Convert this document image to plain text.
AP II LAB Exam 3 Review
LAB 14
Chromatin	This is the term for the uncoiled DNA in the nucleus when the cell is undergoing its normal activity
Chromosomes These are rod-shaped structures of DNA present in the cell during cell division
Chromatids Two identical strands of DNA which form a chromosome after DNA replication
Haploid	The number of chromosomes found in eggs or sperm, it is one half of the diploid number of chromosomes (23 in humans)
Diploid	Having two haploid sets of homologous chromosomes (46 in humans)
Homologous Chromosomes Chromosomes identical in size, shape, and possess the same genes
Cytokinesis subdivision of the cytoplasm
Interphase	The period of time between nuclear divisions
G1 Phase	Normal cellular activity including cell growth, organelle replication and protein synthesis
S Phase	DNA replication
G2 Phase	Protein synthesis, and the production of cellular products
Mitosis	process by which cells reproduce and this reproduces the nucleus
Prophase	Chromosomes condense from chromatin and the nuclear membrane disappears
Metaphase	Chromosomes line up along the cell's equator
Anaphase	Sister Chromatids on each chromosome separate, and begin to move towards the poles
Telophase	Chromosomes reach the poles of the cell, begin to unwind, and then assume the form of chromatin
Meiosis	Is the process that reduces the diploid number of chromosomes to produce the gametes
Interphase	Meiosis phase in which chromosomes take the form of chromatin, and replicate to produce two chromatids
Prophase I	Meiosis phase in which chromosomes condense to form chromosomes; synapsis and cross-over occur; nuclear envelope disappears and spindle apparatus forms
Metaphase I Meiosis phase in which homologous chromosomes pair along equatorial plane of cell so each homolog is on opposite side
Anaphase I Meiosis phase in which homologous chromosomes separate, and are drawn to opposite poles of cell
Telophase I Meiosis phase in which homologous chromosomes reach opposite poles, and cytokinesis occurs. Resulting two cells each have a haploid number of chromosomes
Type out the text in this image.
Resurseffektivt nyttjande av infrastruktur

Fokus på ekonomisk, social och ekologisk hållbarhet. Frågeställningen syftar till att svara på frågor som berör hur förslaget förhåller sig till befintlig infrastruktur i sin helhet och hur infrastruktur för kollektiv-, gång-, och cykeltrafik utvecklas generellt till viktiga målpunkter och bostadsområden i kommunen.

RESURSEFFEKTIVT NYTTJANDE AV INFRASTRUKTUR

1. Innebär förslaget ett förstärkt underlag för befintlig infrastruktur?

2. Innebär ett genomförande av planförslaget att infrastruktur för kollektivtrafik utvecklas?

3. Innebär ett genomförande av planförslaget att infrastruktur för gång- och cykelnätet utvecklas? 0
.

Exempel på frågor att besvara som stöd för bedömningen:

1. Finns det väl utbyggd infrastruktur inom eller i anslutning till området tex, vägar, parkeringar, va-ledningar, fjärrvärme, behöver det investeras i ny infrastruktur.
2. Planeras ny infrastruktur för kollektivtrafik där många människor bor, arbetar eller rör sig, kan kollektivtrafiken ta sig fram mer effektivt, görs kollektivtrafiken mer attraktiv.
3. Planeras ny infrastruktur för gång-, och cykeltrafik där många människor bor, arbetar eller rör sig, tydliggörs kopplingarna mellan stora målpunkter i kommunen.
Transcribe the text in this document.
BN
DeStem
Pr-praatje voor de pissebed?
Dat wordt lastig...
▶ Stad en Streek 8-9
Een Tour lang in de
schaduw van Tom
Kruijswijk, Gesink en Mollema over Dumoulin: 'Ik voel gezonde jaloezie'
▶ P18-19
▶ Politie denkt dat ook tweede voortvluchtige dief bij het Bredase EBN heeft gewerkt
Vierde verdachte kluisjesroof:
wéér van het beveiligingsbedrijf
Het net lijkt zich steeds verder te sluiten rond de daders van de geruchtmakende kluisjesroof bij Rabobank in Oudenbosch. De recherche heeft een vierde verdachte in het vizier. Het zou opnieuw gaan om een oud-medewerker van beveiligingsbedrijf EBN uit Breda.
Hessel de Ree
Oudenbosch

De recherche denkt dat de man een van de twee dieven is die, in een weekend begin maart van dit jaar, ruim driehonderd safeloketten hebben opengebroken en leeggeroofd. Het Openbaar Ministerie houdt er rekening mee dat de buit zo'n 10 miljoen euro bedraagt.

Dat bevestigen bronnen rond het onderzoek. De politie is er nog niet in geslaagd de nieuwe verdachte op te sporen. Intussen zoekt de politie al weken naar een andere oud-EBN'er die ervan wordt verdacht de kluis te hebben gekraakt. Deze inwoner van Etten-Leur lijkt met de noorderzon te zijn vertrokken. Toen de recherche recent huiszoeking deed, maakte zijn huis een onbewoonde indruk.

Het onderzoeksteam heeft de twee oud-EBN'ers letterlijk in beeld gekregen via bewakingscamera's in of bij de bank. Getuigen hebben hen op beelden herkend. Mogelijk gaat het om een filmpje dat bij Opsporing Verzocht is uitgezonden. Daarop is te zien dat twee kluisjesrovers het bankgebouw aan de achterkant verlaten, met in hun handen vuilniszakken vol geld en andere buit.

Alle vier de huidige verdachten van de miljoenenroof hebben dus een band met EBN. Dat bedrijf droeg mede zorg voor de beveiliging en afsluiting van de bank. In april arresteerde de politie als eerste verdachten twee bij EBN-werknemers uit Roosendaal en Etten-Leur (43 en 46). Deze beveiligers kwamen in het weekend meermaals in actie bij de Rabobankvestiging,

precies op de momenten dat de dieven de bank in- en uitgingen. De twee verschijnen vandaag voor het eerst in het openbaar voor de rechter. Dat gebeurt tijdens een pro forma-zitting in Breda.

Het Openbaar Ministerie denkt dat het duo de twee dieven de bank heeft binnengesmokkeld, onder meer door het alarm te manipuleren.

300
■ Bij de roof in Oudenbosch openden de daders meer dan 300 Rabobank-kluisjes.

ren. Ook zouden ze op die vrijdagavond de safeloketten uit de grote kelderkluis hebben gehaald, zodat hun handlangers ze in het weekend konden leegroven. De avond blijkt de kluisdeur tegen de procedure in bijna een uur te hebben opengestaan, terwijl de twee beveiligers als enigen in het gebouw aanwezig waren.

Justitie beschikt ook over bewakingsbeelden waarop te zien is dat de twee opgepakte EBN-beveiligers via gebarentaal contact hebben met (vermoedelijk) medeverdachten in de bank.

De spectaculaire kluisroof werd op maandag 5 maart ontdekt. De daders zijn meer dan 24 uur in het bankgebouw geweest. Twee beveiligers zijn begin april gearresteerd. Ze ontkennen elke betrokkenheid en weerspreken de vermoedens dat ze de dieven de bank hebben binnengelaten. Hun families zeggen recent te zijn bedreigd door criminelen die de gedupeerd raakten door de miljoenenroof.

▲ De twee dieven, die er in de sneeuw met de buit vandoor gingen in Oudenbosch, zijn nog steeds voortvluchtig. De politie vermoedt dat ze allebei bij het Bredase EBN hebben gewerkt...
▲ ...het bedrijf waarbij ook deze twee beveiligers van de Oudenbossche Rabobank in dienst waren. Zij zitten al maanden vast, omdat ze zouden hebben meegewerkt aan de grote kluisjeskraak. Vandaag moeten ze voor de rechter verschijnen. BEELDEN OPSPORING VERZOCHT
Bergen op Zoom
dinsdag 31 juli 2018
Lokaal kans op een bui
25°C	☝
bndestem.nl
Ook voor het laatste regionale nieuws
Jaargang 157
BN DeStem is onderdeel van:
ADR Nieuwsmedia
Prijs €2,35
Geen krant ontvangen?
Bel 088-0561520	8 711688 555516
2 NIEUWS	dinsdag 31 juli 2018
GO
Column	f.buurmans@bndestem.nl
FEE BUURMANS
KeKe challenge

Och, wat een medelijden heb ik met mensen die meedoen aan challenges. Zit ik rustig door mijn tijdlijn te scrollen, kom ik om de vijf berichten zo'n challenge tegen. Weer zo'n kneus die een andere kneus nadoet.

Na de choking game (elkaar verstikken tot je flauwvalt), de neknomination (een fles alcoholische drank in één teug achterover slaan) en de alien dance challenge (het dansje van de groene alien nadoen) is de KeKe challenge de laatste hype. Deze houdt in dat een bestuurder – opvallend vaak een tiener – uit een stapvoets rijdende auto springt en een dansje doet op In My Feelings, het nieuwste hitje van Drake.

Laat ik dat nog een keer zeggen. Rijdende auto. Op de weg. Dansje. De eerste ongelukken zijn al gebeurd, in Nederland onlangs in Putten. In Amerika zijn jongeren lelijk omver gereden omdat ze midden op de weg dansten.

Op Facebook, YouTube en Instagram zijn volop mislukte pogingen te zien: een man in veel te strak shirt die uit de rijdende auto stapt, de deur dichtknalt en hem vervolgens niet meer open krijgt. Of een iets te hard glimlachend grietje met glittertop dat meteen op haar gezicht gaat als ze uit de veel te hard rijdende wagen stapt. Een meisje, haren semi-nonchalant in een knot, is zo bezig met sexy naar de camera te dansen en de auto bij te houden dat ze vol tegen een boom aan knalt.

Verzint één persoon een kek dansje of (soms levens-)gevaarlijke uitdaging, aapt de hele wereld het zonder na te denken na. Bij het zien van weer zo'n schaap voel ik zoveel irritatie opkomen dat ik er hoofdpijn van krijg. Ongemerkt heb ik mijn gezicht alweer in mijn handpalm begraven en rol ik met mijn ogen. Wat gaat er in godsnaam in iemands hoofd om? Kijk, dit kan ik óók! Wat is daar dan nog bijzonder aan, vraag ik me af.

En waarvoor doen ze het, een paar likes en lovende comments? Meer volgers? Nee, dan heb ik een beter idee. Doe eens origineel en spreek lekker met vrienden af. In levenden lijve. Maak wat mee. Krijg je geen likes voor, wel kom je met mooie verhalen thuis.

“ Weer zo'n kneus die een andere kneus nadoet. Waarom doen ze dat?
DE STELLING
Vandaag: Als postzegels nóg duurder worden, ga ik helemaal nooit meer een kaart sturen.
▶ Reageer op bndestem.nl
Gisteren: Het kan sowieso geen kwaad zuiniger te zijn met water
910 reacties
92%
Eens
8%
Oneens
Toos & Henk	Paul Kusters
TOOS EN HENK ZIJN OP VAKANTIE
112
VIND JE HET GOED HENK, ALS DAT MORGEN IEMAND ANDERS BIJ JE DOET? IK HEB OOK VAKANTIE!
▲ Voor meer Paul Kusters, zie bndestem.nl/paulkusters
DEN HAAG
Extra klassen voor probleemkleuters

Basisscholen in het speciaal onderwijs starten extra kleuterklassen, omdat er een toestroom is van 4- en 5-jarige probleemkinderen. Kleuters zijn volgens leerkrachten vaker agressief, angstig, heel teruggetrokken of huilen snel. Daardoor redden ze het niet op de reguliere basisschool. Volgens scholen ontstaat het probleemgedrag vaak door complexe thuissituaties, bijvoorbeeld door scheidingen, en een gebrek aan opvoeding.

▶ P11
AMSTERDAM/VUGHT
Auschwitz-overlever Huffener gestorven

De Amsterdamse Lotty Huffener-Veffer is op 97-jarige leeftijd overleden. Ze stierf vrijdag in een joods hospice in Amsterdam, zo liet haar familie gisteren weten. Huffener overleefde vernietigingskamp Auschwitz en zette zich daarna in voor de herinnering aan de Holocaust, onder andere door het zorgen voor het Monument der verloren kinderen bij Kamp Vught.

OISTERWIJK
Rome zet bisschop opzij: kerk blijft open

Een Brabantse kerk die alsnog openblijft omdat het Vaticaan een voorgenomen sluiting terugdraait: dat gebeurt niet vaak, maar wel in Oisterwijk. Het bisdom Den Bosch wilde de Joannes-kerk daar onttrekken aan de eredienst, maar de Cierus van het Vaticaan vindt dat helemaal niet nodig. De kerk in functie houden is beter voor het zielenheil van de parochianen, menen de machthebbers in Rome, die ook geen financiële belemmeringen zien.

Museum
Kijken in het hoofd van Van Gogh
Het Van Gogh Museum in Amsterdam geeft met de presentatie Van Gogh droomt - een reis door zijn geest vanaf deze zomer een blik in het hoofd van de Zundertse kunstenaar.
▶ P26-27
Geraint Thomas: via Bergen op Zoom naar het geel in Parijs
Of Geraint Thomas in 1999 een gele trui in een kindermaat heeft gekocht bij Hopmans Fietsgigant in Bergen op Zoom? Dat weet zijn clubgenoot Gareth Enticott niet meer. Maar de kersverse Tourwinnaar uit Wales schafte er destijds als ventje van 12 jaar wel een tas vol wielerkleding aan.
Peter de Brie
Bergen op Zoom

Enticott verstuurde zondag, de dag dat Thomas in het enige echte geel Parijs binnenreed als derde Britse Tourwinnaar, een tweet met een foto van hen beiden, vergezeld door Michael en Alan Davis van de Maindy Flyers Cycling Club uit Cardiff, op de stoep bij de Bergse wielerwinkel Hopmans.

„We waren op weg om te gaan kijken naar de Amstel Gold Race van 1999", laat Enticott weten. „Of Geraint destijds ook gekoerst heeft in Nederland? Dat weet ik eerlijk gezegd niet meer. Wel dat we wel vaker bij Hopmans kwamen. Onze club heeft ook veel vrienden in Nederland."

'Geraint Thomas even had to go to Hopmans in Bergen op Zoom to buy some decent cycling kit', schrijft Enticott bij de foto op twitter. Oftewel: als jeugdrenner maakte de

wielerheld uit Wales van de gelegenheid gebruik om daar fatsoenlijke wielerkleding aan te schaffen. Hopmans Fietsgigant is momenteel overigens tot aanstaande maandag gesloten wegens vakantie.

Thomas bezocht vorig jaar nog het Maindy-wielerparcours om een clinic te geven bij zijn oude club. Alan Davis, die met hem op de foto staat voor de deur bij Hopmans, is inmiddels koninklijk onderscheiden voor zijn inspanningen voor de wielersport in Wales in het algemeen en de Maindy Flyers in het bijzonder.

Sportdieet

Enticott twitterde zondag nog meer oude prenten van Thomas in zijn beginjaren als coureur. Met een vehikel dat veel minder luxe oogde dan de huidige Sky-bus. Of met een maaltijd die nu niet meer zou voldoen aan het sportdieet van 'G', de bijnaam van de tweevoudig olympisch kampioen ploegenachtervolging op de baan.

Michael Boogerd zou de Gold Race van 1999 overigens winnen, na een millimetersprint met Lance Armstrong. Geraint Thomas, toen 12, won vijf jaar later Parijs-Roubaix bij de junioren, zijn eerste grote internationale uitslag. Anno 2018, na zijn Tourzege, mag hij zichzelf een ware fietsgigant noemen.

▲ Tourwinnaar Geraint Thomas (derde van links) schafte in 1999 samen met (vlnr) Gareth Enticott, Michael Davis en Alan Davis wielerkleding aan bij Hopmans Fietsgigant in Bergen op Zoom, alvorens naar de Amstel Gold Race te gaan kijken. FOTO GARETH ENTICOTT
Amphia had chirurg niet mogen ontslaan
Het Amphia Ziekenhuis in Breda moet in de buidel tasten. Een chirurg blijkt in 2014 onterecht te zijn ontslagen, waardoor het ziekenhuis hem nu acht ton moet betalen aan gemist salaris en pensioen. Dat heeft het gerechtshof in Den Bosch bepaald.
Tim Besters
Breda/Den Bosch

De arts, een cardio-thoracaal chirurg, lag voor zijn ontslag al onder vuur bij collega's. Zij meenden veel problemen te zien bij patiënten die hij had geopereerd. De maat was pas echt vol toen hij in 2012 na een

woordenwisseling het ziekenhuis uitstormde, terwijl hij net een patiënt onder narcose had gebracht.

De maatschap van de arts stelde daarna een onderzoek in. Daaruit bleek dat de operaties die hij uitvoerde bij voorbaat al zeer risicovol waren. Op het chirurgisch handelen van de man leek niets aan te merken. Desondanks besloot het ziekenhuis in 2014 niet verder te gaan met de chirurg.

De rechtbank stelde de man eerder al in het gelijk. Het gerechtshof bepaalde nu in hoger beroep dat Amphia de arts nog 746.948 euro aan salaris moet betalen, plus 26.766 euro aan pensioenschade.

#### [Instructions for the task]
Scan the data for the word "replication" and copy every line where it shows up.

#### [Answer for this exercise]
Chromatids Two identical strands of DNA which form a chromosome after DNA replication
G1 Phase	Normal cellular activity including cell growth, organelle replication and protein synthesis
S Phase	DNA replication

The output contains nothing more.